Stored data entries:
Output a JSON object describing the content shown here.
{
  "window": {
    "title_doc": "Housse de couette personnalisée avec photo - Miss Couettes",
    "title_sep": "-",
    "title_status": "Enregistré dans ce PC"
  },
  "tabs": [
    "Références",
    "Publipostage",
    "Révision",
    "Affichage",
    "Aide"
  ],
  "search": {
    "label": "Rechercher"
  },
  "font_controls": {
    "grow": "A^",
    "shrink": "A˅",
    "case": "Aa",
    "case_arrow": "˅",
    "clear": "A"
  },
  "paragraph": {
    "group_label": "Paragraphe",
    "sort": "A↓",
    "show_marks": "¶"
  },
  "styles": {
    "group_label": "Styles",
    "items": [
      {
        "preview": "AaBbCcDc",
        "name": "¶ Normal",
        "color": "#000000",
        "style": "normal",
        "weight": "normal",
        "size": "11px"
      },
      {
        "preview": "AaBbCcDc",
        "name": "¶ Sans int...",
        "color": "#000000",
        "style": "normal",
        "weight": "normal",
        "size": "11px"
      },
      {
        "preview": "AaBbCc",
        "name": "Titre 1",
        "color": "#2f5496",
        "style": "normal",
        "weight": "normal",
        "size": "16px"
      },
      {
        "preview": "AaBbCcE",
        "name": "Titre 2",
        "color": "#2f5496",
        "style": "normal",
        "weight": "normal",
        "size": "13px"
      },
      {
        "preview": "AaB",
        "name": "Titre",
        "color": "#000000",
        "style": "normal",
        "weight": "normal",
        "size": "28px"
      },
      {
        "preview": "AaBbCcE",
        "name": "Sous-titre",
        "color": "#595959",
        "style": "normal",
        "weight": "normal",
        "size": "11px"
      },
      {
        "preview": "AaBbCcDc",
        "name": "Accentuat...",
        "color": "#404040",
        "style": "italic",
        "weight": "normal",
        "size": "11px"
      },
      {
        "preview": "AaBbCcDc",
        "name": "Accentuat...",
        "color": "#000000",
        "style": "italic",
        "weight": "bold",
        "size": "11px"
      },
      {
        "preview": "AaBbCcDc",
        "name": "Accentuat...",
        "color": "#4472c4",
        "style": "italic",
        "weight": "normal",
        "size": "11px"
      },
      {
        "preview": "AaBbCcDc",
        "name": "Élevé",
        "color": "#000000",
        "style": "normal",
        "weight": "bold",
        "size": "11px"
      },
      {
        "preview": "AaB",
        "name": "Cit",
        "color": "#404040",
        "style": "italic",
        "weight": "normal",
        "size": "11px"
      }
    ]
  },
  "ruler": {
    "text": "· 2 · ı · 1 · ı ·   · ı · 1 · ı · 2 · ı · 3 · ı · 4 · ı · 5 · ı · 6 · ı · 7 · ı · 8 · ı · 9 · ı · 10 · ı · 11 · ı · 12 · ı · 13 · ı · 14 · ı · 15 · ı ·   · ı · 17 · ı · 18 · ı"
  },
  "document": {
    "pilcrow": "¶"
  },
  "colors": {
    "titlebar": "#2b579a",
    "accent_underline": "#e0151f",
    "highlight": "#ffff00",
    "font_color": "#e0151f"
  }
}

Aim of the task
Every record above should be output exactly.

Response to the exercise
Output a JSON object describing the content shown here.
{
  "window": {
    "title_doc": "Housse de couette personnalisée avec photo - Miss Couettes",
    "title_sep": "-",
    "title_status": "Enregistré dans ce PC"
  },
  "tabs": [
    "Références",
    "Publipostage",
    "Révision",
    "Affichage",
    "Aide"
  ],
  "search": {
    "label": "Rechercher"
  },
  "font_controls": {
    "grow": "A^",
    "shrink": "A˅",
    "case": "Aa",
    "case_arrow": "˅",
    "clear": "A"
  },
  "paragraph": {
    "group_label": "Paragraphe",
    "sort": "A↓",
    "show_marks": "¶"
  },
  "styles": {
    "group_label": "Styles",
    "items": [
      {
        "preview": "AaBbCcDc",
        "name": "¶ Normal",
        "color": "#000000",
        "style": "normal",
        "weight": "normal",
        "size": "11px"
      },
      {
        "preview": "AaBbCcDc",
        "name": "¶ Sans int...",
        "color": "#000000",
        "style": "normal",
        "weight": "normal",
        "size": "11px"
      },
      {
        "preview": "AaBbCc",
        "name": "Titre 1",
        "color": "#2f5496",
        "style": "normal",
        "weight": "normal",
        "size": "16px"
      },
      {
        "preview": "AaBbCcE",
        "name": "Titre 2",
        "color": "#2f5496",
        "style": "normal",
        "weight": "normal",
        "size": "13px"
      },
      {
        "preview": "AaB",
        "name": "Titre",
        "color": "#000000",
        "style": "normal",
        "weight": "normal",
        "size": "28px"
      },
      {
        "preview": "AaBbCcE",
        "name": "Sous-titre",
        "color": "#595959",
        "style": "normal",
        "weight": "normal",
        "size": "11px"
      },
      {
        "preview": "AaBbCcDc",
        "name": "Accentuat...",
        "color": "#404040",
        "style": "italic",
        "weight": "normal",
        "size": "11px"
      },
      {
        "preview": "AaBbCcDc",
        "name": "Accentuat...",
        "color": "#000000",
        "style": "italic",
        "weight": "bold",
        "size": "11px"
      },
      {
        "preview": "AaBbCcDc",
        "name": "Accentuat...",
        "color": "#4472c4",
        "style": "italic",
        "weight": "normal",
        "size": "11px"
      },
      {
        "preview": "AaBbCcDc",
        "name": "Élevé",
        "color": "#000000",
        "style": "normal",
        "weight": "bold",
        "size": "11px"
      },
      {
        "preview": "AaB",
        "name": "Cit",
        "color": "#404040",
        "style": "italic",
        "weight": "normal",
        "size": "11px"
      }
    ]
  },
  "ruler": {
    "text": "· 2 · ı · 1 · ı ·   · ı · 1 · ı · 2 · ı · 3 · ı · 4 · ı · 5 · ı · 6 · ı · 7 · ı · 8 · ı · 9 · ı · 10 · ı · 11 · ı · 12 · ı · 13 · ı · 14 · ı · 15 · ı ·   · ı · 17 · ı · 18 · ı"
  },
  "document": {
    "pilcrow": "¶"
  },
  "colors": {
    "titlebar": "#2b579a",
    "accent_underline": "#e0151f",
    "highlight": "#ffff00",
    "font_color": "#e0151f"
  }
}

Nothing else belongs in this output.